— Begin —

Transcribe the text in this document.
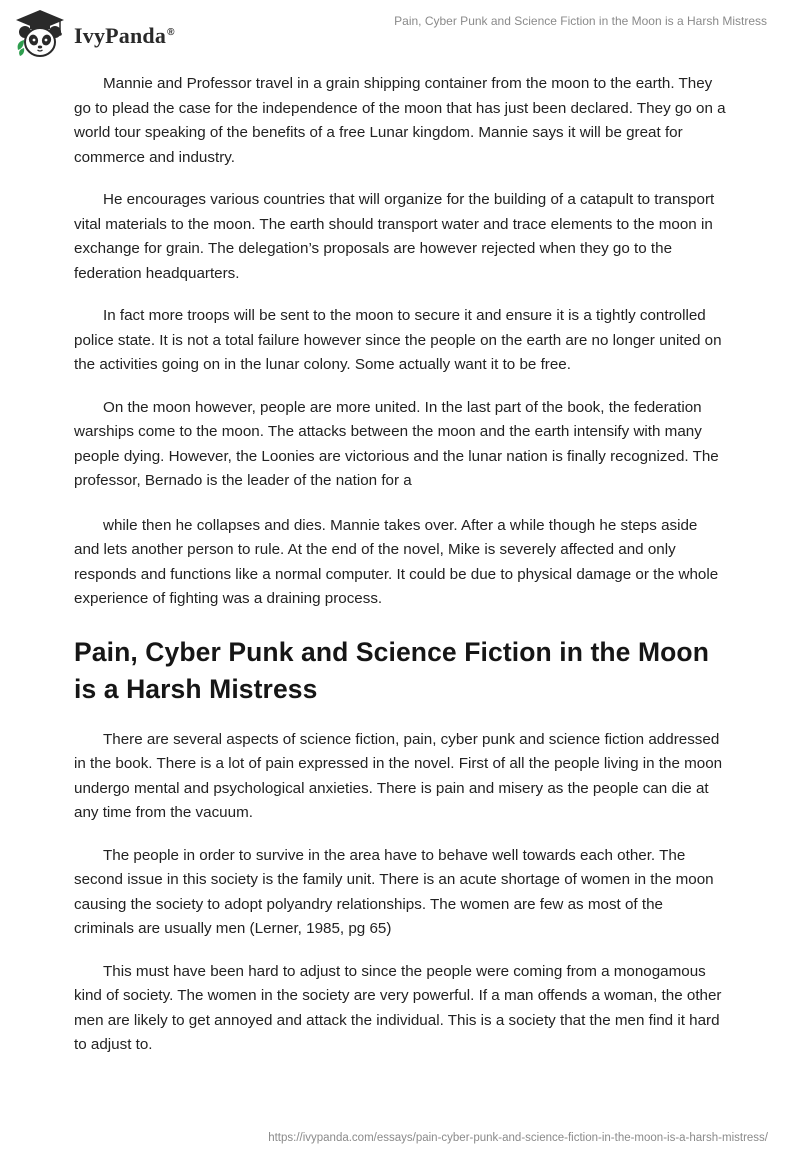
IvyPanda®
Pain, Cyber Punk and Science Fiction in the Moon is a Harsh Mistress

Mannie and Professor travel in a grain shipping container from the moon to the earth. They go to plead the case for the independence of the moon that has just been declared. They go on a world tour speaking of the benefits of a free Lunar kingdom. Mannie says it will be great for commerce and industry.

He encourages various countries that will organize for the building of a catapult to transport vital materials to the moon. The earth should transport water and trace elements to the moon in exchange for grain. The delegation’s proposals are however rejected when they go to the federation headquarters.

In fact more troops will be sent to the moon to secure it and ensure it is a tightly controlled police state. It is not a total failure however since the people on the earth are no longer united on the activities going on in the lunar colony. Some actually want it to be free.

On the moon however, people are more united. In the last part of the book, the federation warships come to the moon. The attacks between the moon and the earth intensify with many people dying. However, the Loonies are victorious and the lunar nation is finally recognized. The professor, Bernado is the leader of the nation for a

while then he collapses and dies. Mannie takes over. After a while though he steps aside and lets another person to rule. At the end of the novel, Mike is severely affected and only responds and functions like a normal computer. It could be due to physical damage or the whole experience of fighting was a draining process.

Pain, Cyber Punk and Science Fiction in the Moon is a Harsh Mistress

There are several aspects of science fiction, pain, cyber punk and science fiction addressed in the book. There is a lot of pain expressed in the novel. First of all the people living in the moon undergo mental and psychological anxieties. There is pain and misery as the people can die at any time from the vacuum.

The people in order to survive in the area have to behave well towards each other. The second issue in this society is the family unit. There is an acute shortage of women in the moon causing the society to adopt polyandry relationships. The women are few as most of the criminals are usually men (Lerner, 1985, pg 65)

This must have been hard to adjust to since the people were coming from a monogamous kind of society. The women in the society are very powerful. If a man offends a woman, the other men are likely to get annoyed and attack the individual. This is a society that the men find it hard to adjust to.

https://ivypanda.com/essays/pain-cyber-punk-and-science-fiction-in-the-moon-is-a-harsh-mistress/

— End —

▶ Directions for this task: Omit the pictures and reproduce the listing exactly.

▶ Output:
Transcribe the text in this document.
IvyPanda®
Pain, Cyber Punk and Science Fiction in the Moon is a Harsh Mistress

Mannie and Professor travel in a grain shipping container from the moon to the earth. They go to plead the case for the independence of the moon that has just been declared. They go on a world tour speaking of the benefits of a free Lunar kingdom. Mannie says it will be great for commerce and industry.

He encourages various countries that will organize for the building of a catapult to transport vital materials to the moon. The earth should transport water and trace elements to the moon in exchange for grain. The delegation’s proposals are however rejected when they go to the federation headquarters.

In fact more troops will be sent to the moon to secure it and ensure it is a tightly controlled police state. It is not a total failure however since the people on the earth are no longer united on the activities going on in the lunar colony. Some actually want it to be free.

On the moon however, people are more united. In the last part of the book, the federation warships come to the moon. The attacks between the moon and the earth intensify with many people dying. However, the Loonies are victorious and the lunar nation is finally recognized. The professor, Bernado is the leader of the nation for a

while then he collapses and dies. Mannie takes over. After a while though he steps aside and lets another person to rule. At the end of the novel, Mike is severely affected and only responds and functions like a normal computer. It could be due to physical damage or the whole experience of fighting was a draining process.

Pain, Cyber Punk and Science Fiction in the Moon is a Harsh Mistress

There are several aspects of science fiction, pain, cyber punk and science fiction addressed in the book. There is a lot of pain expressed in the novel. First of all the people living in the moon undergo mental and psychological anxieties. There is pain and misery as the people can die at any time from the vacuum.

The people in order to survive in the area have to behave well towards each other. The second issue in this society is the family unit. There is an acute shortage of women in the moon causing the society to adopt polyandry relationships. The women are few as most of the criminals are usually men (Lerner, 1985, pg 65)

This must have been hard to adjust to since the people were coming from a monogamous kind of society. The women in the society are very powerful. If a man offends a woman, the other men are likely to get annoyed and attack the individual. This is a society that the men find it hard to adjust to.

https://ivypanda.com/essays/pain-cyber-punk-and-science-fiction-in-the-moon-is-a-harsh-mistress/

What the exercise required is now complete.